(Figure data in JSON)
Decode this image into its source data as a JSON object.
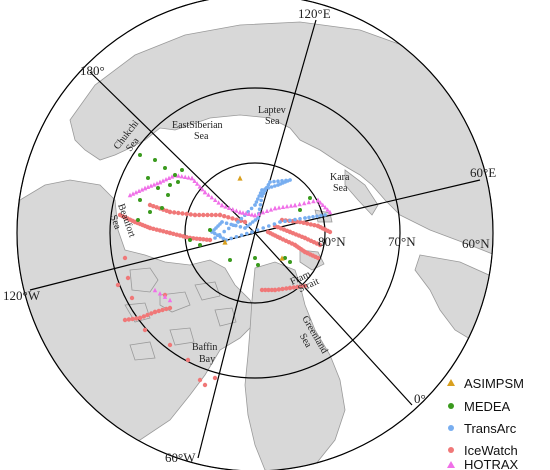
{
  "map": {
    "projection": "north-polar-stereographic",
    "colors": {
      "ocean": "#ffffff",
      "land": "#d8d8d8",
      "coast": "#9a9a9a",
      "gridline": "#000000"
    },
    "meridian_labels": [
      "120°E",
      "180°",
      "60°E",
      "120°W",
      "0°",
      "60°W"
    ],
    "parallel_labels": [
      "80°N",
      "70°N",
      "60°N"
    ],
    "sea_labels": [
      {
        "key": "chukchi",
        "lines": [
          "Chukchi",
          "Sea"
        ]
      },
      {
        "key": "east-siberian",
        "lines": [
          "EastSiberian",
          "Sea"
        ]
      },
      {
        "key": "laptev",
        "lines": [
          "Laptev",
          "Sea"
        ]
      },
      {
        "key": "kara",
        "lines": [
          "Kara",
          "Sea"
        ]
      },
      {
        "key": "beaufort",
        "lines": [
          "Beaufort",
          "Sea"
        ]
      },
      {
        "key": "fram",
        "lines": [
          "Fram",
          "Strait"
        ]
      },
      {
        "key": "greenland",
        "lines": [
          "Greenland",
          "Sea"
        ]
      },
      {
        "key": "baffin",
        "lines": [
          "Baffin",
          "Bay"
        ]
      }
    ]
  },
  "legend": {
    "items": [
      {
        "label": "ASIMPSM",
        "color": "#d9a01e",
        "marker": "triangle"
      },
      {
        "label": "MEDEA",
        "color": "#3a9a1e",
        "marker": "circle"
      },
      {
        "label": "TransArc",
        "color": "#78aef0",
        "marker": "circle"
      },
      {
        "label": "IceWatch",
        "color": "#f07878",
        "marker": "circle"
      },
      {
        "label": "HOTRAX",
        "color": "#f070e8",
        "marker": "triangle"
      }
    ]
  }
}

STATED TASK:
Write out the records above once more, word for word, with no pictures.

WRITTEN ANSWER:
Decode this image into its source data as a JSON object.
{
  "map": {
    "projection": "north-polar-stereographic",
    "colors": {
      "ocean": "#ffffff",
      "land": "#d8d8d8",
      "coast": "#9a9a9a",
      "gridline": "#000000"
    },
    "meridian_labels": [
      "120°E",
      "180°",
      "60°E",
      "120°W",
      "0°",
      "60°W"
    ],
    "parallel_labels": [
      "80°N",
      "70°N",
      "60°N"
    ],
    "sea_labels": [
      {
        "key": "chukchi",
        "lines": [
          "Chukchi",
          "Sea"
        ]
      },
      {
        "key": "east-siberian",
        "lines": [
          "EastSiberian",
          "Sea"
        ]
      },
      {
        "key": "laptev",
        "lines": [
          "Laptev",
          "Sea"
        ]
      },
      {
        "key": "kara",
        "lines": [
          "Kara",
          "Sea"
        ]
      },
      {
        "key": "beaufort",
        "lines": [
          "Beaufort",
          "Sea"
        ]
      },
      {
        "key": "fram",
        "lines": [
          "Fram",
          "Strait"
        ]
      },
      {
        "key": "greenland",
        "lines": [
          "Greenland",
          "Sea"
        ]
      },
      {
        "key": "baffin",
        "lines": [
          "Baffin",
          "Bay"
        ]
      }
    ]
  },
  "legend": {
    "items": [
      {
        "label": "ASIMPSM",
        "color": "#d9a01e",
        "marker": "triangle"
      },
      {
        "label": "MEDEA",
        "color": "#3a9a1e",
        "marker": "circle"
      },
      {
        "label": "TransArc",
        "color": "#78aef0",
        "marker": "circle"
      },
      {
        "label": "IceWatch",
        "color": "#f07878",
        "marker": "circle"
      },
      {
        "label": "HOTRAX",
        "color": "#f070e8",
        "marker": "triangle"
      }
    ]
  }
}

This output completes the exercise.